— start Quoted passage —

# BNR LS7 Coil Upgrade



## FernyT99 (Apr 24, 2020)

So i'm making upgrades on my 2016 limited LT 1.4L and i found this coil upgrade from Bad News Racing, it allows the use of LS7 coils but at quite the cost and only works with the Bad News Racing tune, i'm just wondering if anyone here has bought this upgrade and if it's really worth the $600 price tag


----------



## Thebigzeus (Dec 2, 2018)

I don’t honestly see how the price can be justified, but I think @XtremeRevolution has them.


----------



## pandrad61 (Jul 8, 2015)

If you’re going for an all out built then yah could be worth it. For day to day fun and use you’ll not notice the difference. For 600$ a tune and inter cooler would do wya more for power and felt fun.


----------



## yt400pmd (Apr 29, 2017)

If you all already tuned, make your own just let the tuner know to adjust the timing to match the coils you use. There is a how to on sonic owners forum

Sent from my SM-G960U using Tapatalk


----------



## Blasirl (Mar 31, 2015)

If you look at the MSD Streetfire coils, they are about $55 ea (4), You need to locate some decent plug wires at 13in in length and 8.5 mm in diameter, you would need to source the coil cover and a bracket, and then make the connector wiring to the plugs.

As for the tune, just about any tuner should be able to help.

— end Quoted passage —

Short problem 1 » Copy the records exactly, from their first line through the line containing "- white-pawn-piece: ♟: [188, 55, 207, 76]", including that line.

— start Supplied material —

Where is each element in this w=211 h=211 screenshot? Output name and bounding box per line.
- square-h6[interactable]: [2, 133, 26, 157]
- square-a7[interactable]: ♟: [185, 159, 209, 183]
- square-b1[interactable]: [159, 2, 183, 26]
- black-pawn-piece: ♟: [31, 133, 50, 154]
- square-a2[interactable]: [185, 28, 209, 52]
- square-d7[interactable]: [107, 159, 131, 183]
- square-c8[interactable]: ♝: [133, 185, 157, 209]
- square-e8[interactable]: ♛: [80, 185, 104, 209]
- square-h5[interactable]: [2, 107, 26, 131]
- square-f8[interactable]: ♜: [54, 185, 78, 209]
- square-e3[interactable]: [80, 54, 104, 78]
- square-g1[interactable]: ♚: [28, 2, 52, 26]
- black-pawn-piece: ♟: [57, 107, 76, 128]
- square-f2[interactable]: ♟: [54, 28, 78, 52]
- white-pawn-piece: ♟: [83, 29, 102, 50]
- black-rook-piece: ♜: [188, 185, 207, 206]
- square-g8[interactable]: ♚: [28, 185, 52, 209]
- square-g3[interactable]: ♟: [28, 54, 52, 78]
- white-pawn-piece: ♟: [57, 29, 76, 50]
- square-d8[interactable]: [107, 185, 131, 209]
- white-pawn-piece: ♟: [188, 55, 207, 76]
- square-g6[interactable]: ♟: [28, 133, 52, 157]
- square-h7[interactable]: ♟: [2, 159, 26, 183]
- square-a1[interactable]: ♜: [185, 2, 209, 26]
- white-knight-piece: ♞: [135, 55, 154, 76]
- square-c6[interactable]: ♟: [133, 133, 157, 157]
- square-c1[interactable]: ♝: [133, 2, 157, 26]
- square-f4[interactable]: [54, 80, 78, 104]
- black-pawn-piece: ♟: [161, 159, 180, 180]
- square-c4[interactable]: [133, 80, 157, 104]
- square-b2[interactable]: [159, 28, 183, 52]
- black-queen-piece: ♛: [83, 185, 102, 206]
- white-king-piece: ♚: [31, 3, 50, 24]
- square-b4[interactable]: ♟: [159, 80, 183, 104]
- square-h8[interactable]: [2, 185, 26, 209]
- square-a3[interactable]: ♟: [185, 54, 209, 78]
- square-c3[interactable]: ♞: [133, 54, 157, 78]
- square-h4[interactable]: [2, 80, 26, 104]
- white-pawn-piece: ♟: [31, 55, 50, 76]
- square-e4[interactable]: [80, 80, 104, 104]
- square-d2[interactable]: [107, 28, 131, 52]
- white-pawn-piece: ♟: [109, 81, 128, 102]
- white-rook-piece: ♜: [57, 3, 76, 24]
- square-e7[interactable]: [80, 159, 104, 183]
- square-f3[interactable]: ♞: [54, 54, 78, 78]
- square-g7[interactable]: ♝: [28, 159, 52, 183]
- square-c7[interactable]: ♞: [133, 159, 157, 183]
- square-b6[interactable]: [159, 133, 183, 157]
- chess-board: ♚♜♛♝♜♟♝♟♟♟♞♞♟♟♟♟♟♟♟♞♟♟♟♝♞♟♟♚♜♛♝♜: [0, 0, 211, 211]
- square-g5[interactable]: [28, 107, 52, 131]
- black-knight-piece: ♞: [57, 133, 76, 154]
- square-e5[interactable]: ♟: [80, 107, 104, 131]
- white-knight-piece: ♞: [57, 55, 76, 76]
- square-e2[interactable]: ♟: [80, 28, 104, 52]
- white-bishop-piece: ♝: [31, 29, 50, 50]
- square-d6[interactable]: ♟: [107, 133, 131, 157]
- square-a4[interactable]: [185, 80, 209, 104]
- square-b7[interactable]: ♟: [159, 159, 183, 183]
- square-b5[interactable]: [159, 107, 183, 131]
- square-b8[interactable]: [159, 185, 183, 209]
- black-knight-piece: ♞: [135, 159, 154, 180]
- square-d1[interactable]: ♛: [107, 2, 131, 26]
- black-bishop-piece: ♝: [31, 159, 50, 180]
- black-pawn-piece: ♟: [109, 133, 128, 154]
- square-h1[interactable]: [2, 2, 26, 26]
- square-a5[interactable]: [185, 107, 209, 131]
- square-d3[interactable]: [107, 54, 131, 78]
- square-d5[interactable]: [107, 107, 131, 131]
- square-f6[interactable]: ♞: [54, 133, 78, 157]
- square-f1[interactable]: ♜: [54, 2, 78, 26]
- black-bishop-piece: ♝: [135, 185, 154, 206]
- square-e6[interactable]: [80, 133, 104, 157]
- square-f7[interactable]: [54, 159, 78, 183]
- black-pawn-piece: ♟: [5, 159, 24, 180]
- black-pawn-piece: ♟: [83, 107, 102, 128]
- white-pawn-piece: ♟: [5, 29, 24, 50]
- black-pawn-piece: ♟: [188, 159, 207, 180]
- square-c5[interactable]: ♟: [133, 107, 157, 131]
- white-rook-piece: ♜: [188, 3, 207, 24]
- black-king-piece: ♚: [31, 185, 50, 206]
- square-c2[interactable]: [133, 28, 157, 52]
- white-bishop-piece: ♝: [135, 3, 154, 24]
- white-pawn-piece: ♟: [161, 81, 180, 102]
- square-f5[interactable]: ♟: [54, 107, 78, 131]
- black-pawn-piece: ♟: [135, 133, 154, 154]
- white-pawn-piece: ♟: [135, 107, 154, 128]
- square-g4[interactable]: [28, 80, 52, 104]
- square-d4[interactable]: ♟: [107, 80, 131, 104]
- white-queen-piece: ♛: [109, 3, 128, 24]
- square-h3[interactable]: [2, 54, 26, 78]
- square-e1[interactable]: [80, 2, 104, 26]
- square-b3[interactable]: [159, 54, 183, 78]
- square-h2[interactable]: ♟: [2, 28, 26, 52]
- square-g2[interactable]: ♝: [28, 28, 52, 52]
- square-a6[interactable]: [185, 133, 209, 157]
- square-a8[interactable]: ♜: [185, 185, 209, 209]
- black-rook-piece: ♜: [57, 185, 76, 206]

— end Supplied material —

Short problem 2 » Continue the forum thread about the LS7 coil upgrade from where it stops.

Task output 1 »
Where is each element in this w=211 h=211 screenshot? Output name and bounding box per line.
- square-h6[interactable]: [2, 133, 26, 157]
- square-a7[interactable]: ♟: [185, 159, 209, 183]
- square-b1[interactable]: [159, 2, 183, 26]
- black-pawn-piece: ♟: [31, 133, 50, 154]
- square-a2[interactable]: [185, 28, 209, 52]
- square-d7[interactable]: [107, 159, 131, 183]
- square-c8[interactable]: ♝: [133, 185, 157, 209]
- square-e8[interactable]: ♛: [80, 185, 104, 209]
- square-h5[interactable]: [2, 107, 26, 131]
- square-f8[interactable]: ♜: [54, 185, 78, 209]
- square-e3[interactable]: [80, 54, 104, 78]
- square-g1[interactable]: ♚: [28, 2, 52, 26]
- black-pawn-piece: ♟: [57, 107, 76, 128]
- square-f2[interactable]: ♟: [54, 28, 78, 52]
- white-pawn-piece: ♟: [83, 29, 102, 50]
- black-rook-piece: ♜: [188, 185, 207, 206]
- square-g8[interactable]: ♚: [28, 185, 52, 209]
- square-g3[interactable]: ♟: [28, 54, 52, 78]
- white-pawn-piece: ♟: [57, 29, 76, 50]
- square-d8[interactable]: [107, 185, 131, 209]
- white-pawn-piece: ♟: [188, 55, 207, 76]

Task output 2 »
LS Ignition Coil Upgrade


Hey everyone, this will be a work in progress/diary DIY. I will keep editing this first post until conclusion. I typically do my big forum posts like this, so sorry. I HOPE to at least have the proof-of-concept running/idling the car 11/18/2017. That all just really depends on the time I have...



www.sonicownersforum.com













Project 1.8 Turbo (Turdbo)


This is coming along nicely. Not that you need to tell, but are you keeping track of the costs? Someone in the future may want to know. I may be wrong, but my whole life, it was deck the block and shave the head. I can't wait for the finish! Thank you. Down to the penny, and I wish I...




www.cruzetalk.com


----------



## MulanDragon (11 mo ago)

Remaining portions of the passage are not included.